WORK REQUIRED: Copy every line, leaving nothing out and adding nothing.

━━━━━━

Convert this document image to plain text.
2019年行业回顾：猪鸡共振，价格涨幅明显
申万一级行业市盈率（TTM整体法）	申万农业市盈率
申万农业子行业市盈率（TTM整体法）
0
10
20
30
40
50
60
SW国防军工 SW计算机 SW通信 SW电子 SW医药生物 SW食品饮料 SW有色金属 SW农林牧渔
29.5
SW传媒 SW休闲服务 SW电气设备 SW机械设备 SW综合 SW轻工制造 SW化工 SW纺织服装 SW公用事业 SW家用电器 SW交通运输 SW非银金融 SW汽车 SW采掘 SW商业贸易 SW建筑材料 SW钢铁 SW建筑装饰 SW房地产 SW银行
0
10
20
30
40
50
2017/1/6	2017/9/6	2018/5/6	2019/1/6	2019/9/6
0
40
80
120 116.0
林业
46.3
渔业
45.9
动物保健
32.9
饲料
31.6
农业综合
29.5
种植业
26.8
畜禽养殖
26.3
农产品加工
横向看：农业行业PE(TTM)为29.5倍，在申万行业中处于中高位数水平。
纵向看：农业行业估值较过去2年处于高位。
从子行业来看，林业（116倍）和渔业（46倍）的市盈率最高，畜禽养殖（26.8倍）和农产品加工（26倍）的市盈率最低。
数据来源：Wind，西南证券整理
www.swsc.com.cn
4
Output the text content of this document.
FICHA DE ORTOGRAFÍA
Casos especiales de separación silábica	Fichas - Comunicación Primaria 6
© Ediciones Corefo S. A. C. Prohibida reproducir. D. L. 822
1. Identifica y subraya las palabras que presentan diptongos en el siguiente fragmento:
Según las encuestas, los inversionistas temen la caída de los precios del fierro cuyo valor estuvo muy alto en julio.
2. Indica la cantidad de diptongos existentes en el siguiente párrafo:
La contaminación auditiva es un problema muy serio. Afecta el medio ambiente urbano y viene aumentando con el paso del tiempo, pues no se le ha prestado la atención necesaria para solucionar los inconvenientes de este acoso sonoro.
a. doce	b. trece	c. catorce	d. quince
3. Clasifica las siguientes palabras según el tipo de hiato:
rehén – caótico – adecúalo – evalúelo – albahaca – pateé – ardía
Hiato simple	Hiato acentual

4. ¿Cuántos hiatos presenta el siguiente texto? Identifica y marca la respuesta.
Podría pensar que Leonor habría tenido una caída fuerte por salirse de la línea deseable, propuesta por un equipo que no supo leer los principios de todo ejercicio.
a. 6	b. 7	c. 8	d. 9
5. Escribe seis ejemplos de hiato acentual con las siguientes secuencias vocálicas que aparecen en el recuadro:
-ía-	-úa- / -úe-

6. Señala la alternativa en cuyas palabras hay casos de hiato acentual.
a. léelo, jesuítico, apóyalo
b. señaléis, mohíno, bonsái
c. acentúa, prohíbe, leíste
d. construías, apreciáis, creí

━━━━━━

RESPONSE BELOW:
Convert this document image to plain text.
2019年行业回顾：猪鸡共振，价格涨幅明显
申万一级行业市盈率（TTM整体法）	申万农业市盈率
申万农业子行业市盈率（TTM整体法）
0
10
20
30
40
50
60
SW国防军工 SW计算机 SW通信 SW电子 SW医药生物 SW食品饮料 SW有色金属 SW农林牧渔
29.5
SW传媒 SW休闲服务 SW电气设备 SW机械设备 SW综合 SW轻工制造 SW化工 SW纺织服装 SW公用事业 SW家用电器 SW交通运输 SW非银金融 SW汽车 SW采掘 SW商业贸易 SW建筑材料 SW钢铁 SW建筑装饰 SW房地产 SW银行
0
10
20
30
40
50
2017/1/6	2017/9/6	2018/5/6	2019/1/6	2019/9/6
0
40
80
120 116.0
林业
46.3
渔业
45.9
动物保健
32.9
饲料
31.6
农业综合
29.5
种植业
26.8
畜禽养殖
26.3
农产品加工
横向看：农业行业PE(TTM)为29.5倍，在申万行业中处于中高位数水平。
纵向看：农业行业估值较过去2年处于高位。
从子行业来看，林业（116倍）和渔业（46倍）的市盈率最高，畜禽养殖（26.8倍）和农产品加工（26倍）的市盈率最低。
数据来源：Wind，西南证券整理
www.swsc.com.cn
4
Output the text content of this document.
FICHA DE ORTOGRAFÍA
Casos especiales de separación silábica	Fichas - Comunicación Primaria 6
© Ediciones Corefo S. A. C. Prohibida reproducir. D. L. 822
1. Identifica y subraya las palabras que presentan diptongos en el siguiente fragmento:
Según las encuestas, los inversionistas temen la caída de los precios del fierro cuyo valor estuvo muy alto en julio.
2. Indica la cantidad de diptongos existentes en el siguiente párrafo:
La contaminación auditiva es un problema muy serio. Afecta el medio ambiente urbano y viene aumentando con el paso del tiempo, pues no se le ha prestado la atención necesaria para solucionar los inconvenientes de este acoso sonoro.
a. doce	b. trece	c. catorce	d. quince
3. Clasifica las siguientes palabras según el tipo de hiato:
rehén – caótico – adecúalo – evalúelo – albahaca – pateé – ardía
Hiato simple	Hiato acentual

4. ¿Cuántos hiatos presenta el siguiente texto? Identifica y marca la respuesta.
Podría pensar que Leonor habría tenido una caída fuerte por salirse de la línea deseable, propuesta por un equipo que no supo leer los principios de todo ejercicio.
a. 6	b. 7	c. 8	d. 9
5. Escribe seis ejemplos de hiato acentual con las siguientes secuencias vocálicas que aparecen en el recuadro:
-ía-	-úa- / -úe-

6. Señala la alternativa en cuyas palabras hay casos de hiato acentual.
a. léelo, jesuítico, apóyalo
b. señaléis, mohíno, bonsái
c. acentúa, prohíbe, leíste
d. construías, apreciáis, creí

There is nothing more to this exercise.